**RECORDS FOR THIS TASK**
§
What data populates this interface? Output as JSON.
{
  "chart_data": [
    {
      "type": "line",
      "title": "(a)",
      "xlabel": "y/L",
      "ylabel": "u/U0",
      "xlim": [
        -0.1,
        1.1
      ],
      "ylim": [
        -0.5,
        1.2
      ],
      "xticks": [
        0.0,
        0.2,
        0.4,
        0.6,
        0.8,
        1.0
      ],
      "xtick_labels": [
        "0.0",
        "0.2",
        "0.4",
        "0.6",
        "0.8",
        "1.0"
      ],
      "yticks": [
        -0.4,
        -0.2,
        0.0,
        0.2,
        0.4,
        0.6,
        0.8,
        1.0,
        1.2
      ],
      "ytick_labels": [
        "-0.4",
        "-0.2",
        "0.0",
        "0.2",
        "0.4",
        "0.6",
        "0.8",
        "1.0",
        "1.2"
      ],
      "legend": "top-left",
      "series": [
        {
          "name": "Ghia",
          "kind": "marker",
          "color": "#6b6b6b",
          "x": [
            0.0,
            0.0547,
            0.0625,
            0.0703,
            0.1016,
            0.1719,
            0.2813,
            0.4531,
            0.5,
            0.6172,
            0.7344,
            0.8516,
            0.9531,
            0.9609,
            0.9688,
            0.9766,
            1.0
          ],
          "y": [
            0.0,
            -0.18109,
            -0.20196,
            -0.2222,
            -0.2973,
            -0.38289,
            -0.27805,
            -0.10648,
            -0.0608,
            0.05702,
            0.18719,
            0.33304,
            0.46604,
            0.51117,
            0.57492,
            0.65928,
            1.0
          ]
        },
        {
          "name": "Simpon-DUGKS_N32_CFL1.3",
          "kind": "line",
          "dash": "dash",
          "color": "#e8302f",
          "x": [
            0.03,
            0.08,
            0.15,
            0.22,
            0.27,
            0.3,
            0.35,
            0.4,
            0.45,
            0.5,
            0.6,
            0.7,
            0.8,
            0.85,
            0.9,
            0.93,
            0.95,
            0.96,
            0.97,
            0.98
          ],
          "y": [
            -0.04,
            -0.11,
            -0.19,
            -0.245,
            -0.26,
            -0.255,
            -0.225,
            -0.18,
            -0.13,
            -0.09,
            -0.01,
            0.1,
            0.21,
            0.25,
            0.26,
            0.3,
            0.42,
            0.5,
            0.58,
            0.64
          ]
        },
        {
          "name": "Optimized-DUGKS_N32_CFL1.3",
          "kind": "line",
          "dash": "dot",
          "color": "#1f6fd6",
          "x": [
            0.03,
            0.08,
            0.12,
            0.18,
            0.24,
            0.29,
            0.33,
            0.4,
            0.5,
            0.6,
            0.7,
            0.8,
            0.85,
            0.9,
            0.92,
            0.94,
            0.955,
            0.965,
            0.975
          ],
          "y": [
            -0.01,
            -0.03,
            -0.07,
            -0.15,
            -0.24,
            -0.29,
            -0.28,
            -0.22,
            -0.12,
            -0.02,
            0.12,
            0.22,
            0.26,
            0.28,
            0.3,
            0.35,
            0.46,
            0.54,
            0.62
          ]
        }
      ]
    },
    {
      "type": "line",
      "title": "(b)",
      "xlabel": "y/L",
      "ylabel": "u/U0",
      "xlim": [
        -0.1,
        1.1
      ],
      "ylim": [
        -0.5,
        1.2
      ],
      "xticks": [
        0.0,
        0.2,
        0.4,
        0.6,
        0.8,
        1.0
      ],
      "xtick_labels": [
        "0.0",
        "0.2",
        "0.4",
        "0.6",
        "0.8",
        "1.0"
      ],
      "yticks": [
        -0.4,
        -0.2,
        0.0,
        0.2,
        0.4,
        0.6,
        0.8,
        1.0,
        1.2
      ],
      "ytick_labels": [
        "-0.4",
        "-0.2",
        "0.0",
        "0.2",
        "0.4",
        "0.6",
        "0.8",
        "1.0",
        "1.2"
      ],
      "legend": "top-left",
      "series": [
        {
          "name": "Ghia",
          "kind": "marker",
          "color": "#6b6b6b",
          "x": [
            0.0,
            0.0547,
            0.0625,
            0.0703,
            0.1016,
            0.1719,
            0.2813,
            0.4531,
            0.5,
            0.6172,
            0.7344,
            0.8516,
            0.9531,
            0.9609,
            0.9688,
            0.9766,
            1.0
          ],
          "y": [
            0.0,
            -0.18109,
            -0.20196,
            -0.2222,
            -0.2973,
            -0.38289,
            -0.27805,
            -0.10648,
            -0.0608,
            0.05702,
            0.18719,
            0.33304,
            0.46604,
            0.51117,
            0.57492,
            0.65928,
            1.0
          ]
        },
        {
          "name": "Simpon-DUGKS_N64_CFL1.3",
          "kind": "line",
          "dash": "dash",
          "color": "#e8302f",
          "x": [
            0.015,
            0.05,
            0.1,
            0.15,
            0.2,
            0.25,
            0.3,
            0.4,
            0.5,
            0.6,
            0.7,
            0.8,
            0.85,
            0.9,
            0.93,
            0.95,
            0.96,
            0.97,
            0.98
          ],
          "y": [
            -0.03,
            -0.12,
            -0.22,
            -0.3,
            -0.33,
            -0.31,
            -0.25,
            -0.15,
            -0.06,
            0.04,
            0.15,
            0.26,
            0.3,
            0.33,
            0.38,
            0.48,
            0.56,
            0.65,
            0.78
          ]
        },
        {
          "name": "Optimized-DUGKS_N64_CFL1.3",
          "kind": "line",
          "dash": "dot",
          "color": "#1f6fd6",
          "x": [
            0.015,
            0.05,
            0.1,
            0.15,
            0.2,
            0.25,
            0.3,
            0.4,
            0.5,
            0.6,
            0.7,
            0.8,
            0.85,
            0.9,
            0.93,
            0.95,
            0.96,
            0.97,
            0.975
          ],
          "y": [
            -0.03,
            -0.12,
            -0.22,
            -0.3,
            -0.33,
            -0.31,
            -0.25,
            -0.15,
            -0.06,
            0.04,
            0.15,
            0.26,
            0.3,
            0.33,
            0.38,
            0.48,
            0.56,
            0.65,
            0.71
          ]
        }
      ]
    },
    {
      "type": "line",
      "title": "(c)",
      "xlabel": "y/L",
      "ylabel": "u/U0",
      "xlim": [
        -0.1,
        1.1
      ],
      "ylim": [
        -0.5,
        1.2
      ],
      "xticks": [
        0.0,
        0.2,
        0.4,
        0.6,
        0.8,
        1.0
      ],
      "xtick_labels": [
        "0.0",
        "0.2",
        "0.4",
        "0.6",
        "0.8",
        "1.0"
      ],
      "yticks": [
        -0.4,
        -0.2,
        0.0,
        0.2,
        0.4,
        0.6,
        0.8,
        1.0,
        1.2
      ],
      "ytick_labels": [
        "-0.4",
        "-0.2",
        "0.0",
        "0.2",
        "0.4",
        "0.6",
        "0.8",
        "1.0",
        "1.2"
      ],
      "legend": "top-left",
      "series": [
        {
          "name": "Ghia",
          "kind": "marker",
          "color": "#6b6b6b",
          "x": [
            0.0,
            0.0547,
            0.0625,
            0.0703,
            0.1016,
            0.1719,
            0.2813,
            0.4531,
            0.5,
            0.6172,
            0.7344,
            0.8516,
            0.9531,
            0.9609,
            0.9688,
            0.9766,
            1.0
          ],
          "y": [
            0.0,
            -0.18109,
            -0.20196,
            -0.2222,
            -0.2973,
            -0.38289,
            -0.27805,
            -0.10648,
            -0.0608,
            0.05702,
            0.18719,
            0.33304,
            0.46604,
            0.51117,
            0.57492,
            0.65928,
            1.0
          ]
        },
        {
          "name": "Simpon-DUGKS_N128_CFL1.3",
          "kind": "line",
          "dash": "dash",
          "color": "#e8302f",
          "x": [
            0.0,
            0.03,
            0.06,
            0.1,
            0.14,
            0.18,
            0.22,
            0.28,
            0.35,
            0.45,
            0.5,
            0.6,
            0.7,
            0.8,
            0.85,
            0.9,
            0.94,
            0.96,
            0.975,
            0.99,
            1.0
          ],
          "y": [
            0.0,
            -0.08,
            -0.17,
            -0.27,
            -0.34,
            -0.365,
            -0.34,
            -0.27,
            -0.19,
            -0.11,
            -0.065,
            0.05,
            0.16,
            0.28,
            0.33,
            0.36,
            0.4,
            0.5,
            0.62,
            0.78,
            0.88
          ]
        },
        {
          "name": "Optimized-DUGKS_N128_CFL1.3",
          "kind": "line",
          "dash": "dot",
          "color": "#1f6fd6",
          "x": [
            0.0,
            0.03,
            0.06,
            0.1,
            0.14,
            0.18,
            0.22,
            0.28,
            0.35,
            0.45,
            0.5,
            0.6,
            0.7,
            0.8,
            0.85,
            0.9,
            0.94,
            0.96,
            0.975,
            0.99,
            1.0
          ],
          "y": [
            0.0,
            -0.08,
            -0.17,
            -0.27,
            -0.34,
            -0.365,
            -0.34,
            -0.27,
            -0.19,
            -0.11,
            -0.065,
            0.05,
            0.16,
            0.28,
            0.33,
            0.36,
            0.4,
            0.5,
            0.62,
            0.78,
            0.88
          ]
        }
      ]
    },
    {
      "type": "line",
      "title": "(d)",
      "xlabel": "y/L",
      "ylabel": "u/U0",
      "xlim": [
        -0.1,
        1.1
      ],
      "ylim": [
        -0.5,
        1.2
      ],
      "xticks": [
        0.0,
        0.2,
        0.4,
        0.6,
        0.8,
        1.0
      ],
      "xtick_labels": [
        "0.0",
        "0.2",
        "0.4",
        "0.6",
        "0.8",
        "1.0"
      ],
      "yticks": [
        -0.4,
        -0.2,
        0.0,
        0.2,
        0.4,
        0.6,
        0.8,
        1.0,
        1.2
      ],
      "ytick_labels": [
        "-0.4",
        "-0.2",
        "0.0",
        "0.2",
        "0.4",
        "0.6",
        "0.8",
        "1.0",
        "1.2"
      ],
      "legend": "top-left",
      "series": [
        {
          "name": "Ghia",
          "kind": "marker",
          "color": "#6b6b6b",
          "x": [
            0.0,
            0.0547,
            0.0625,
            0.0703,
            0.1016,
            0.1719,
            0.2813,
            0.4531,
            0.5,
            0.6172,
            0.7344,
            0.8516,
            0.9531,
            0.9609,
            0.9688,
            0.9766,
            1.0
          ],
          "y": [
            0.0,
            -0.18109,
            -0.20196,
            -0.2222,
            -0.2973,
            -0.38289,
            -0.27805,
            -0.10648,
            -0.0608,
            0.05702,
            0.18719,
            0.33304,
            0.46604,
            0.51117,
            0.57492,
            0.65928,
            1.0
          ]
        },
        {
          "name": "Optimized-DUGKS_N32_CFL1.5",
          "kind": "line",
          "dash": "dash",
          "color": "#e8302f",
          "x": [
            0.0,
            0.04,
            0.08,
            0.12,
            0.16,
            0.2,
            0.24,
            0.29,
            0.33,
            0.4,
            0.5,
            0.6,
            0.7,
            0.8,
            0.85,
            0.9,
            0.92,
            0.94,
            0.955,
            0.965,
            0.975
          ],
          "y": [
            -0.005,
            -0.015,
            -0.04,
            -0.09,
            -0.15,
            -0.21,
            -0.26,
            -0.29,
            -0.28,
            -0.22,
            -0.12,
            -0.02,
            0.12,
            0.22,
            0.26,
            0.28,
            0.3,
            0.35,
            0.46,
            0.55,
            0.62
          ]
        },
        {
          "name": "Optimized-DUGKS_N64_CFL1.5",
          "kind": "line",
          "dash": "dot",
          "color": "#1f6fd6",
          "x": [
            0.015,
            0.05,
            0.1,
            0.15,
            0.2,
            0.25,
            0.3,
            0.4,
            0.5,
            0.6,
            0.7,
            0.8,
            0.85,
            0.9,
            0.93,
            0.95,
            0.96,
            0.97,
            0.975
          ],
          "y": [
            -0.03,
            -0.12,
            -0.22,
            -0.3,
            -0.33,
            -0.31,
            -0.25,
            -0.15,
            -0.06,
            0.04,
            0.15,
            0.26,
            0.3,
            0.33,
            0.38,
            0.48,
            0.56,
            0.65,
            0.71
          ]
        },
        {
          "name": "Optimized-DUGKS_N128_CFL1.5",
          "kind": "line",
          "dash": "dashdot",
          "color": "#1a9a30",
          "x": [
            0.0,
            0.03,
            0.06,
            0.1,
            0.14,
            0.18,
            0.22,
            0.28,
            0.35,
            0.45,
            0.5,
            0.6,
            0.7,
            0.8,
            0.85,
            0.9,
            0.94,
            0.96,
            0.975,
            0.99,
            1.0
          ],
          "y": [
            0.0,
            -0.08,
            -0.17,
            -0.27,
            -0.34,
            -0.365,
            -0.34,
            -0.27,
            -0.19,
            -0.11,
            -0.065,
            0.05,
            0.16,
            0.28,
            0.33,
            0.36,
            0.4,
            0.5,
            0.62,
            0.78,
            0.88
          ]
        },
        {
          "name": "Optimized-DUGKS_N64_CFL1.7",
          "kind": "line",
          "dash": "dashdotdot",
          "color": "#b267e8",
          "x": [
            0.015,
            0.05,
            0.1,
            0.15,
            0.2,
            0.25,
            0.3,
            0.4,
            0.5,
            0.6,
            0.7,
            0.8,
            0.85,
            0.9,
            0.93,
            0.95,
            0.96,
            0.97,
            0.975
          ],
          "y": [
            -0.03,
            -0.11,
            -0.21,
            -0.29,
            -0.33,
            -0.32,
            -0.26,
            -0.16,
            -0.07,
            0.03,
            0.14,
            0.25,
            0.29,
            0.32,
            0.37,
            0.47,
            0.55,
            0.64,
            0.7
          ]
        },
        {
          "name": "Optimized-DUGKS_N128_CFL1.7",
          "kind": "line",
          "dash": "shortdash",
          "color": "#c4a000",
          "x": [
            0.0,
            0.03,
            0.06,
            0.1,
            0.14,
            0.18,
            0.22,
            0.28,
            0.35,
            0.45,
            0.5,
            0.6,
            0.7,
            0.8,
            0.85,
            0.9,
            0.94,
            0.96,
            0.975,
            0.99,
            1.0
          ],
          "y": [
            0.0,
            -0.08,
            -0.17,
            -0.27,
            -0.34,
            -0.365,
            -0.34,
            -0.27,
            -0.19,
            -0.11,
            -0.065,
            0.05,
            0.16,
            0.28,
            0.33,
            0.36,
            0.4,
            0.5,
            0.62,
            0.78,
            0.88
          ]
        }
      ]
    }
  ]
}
§
Examine the records and report how many lines contain the string "Simpon". Only the number should be given.

3